— BEGIN Document text —

I'm realizing that my mother is being utilized in heaven for numerous souls and in multitudinous aspects of God's love and His word, will, and way.  God has blessed my mother.  Praise God for His mercy and loving kindness, for His care and favor upon my mother.  Thank you, Mom!  Thank you, Lord!

God bless His Real Presence in us, here and there, everywhere!


Cardinal Charles Journet (1891-1975)

theologian
Conferences given at Geneva between 1972 and 1974 on St. John's gospel. (Text published by the Cardinal Journet Foundation, pp.181-182, rev.)

Blessed is she who has been your mother

Jesus was speaking to the crowd. Some of them did not understand and were debating and a woman said: "Blessed is she who has been your mother and bore you!" A woman who shouts that out, it's marvelous, things like that! Ordinary people in the authentic, how profound! This is the moment when Jesus will say: "Blessed rather are those who hear the word of God and obey it!" He wants to move away from that family environment - today one would speak of one's "circle". In mountainous districts or the countryside, family bonds are very close, they form a kind of little tribe. Jesus distances himself from that. Someone said to him: "Your mother and your brothers are waiting outside — Who is my mother? Who are my brothers? Those who do the will of God" (cf. Lk 8:20-21) — he establishes a society that is trans-natural, not founded on shared sensibilities, social conditions of class and origin. No, it's another thing altogether. To this woman he will say: "Blessed rather are those who hear the word of God and obey it!" But the woman had listened to the word of God since she had said to him: "Blessed is she who has been your mother!" (Lk 8:19-21; 11:27-28). It is not blame that Jesus directs at her, on the contrary, it is a confirmation, saying: 'Blessed are you for having understood that there is something greater than familial relationships, something which adds to familial relationships what they are capable of bearing of light when they are received, but which are of another order.' Well then! See what has been proclaimed to us, what the saints have understood and which they have lived.

— END Document text —
— BEGIN Supplied data —

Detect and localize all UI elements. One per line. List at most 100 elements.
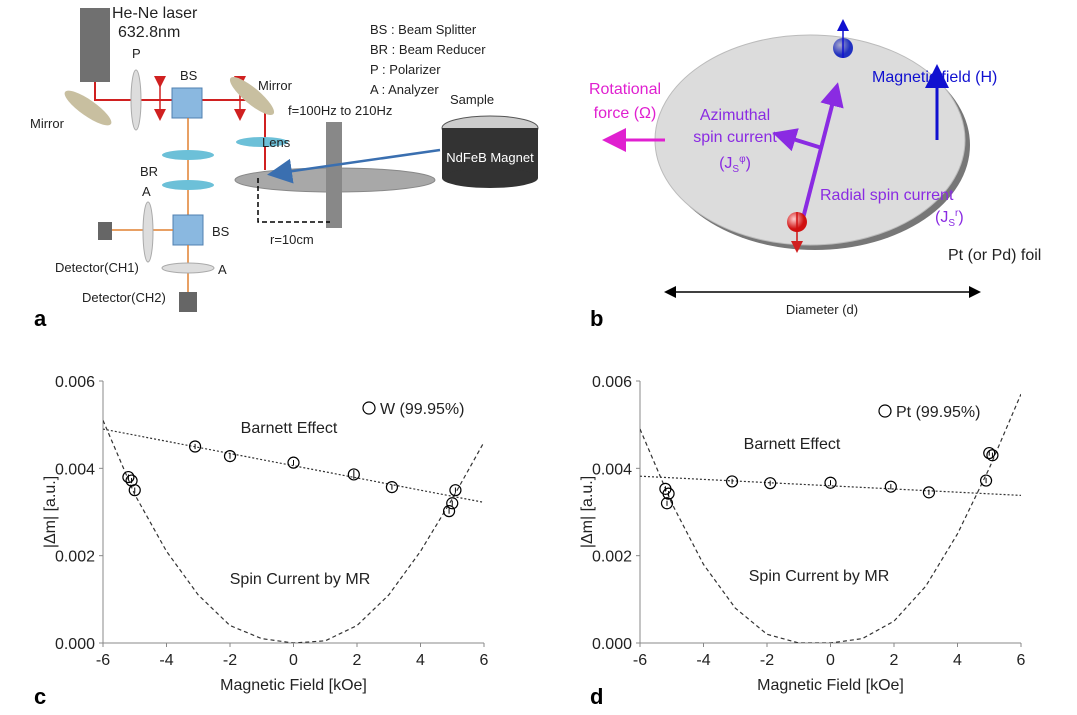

— END Supplied data —
— BEGIN Supplied data —

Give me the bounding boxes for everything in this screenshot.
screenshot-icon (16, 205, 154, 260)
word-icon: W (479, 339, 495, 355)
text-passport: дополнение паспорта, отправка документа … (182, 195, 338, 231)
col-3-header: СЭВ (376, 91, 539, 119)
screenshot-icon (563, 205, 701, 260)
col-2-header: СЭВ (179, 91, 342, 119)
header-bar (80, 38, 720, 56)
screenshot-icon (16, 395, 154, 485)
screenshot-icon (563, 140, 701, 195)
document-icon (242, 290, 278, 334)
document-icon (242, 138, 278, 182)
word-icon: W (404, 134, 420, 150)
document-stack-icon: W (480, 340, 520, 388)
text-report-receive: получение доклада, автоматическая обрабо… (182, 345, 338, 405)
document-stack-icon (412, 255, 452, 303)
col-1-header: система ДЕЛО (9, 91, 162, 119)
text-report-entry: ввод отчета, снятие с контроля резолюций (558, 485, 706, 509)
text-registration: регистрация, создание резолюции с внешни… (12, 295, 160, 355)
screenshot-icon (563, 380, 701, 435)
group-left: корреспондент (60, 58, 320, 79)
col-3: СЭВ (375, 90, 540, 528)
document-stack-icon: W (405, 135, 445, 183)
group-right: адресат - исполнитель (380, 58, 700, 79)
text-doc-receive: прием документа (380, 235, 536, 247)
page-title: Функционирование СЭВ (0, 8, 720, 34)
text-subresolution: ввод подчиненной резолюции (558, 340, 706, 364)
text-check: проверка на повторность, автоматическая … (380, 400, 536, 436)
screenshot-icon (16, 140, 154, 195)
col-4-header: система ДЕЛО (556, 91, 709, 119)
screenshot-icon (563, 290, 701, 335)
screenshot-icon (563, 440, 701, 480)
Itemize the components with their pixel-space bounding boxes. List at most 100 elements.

— END Supplied data —
— BEGIN Supplied data —

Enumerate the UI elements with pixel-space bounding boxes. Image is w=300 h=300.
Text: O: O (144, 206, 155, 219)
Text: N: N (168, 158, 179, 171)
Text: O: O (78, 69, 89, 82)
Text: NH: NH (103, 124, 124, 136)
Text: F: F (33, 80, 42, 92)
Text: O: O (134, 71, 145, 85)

— END Supplied data —

Task goal =>
Write out the entire text on the blessedness of mothers above, word for word, leaving nothing out.

Solved problem =>
I'm realizing that my mother is being utilized in heaven for numerous souls and in multitudinous aspects of God's love and His word, will, and way.  God has blessed my mother.  Praise God for His mercy and loving kindness, for His care and favor upon my mother.  Thank you, Mom!  Thank you, Lord!

God bless His Real Presence in us, here and there, everywhere!


Cardinal Charles Journet (1891-1975)

theologian
Conferences given at Geneva between 1972 and 1974 on St. John's gospel. (Text published by the Cardinal Journet Foundation, pp.181-182, rev.)

Blessed is she who has been your mother

Jesus was speaking to the crowd. Some of them did not understand and were debating and a woman said: "Blessed is she who has been your mother and bore you!" A woman who shouts that out, it's marvelous, things like that! Ordinary people in the authentic, how profound! This is the moment when Jesus will say: "Blessed rather are those who hear the word of God and obey it!" He wants to move away from that family environment - today one would speak of one's "circle". In mountainous districts or the countryside, family bonds are very close, they form a kind of little tribe. Jesus distances himself from that. Someone said to him: "Your mother and your brothers are waiting outside — Who is my mother? Who are my brothers? Those who do the will of God" (cf. Lk 8:20-21) — he establishes a society that is trans-natural, not founded on shared sensibilities, social conditions of class and origin. No, it's another thing altogether. To this woman he will say: "Blessed rather are those who hear the word of God and obey it!" But the woman had listened to the word of God since she had said to him: "Blessed is she who has been your mother!" (Lk 8:19-21; 11:27-28). It is not blame that Jesus directs at her, on the contrary, it is a confirmation, saying: 'Blessed are you for having understood that there is something greater than familial relationships, something which adds to familial relationships what they are capable of bearing of light when they are received, but which are of another order.' Well then! See what has been proclaimed to us, what the saints have understood and which they have lived.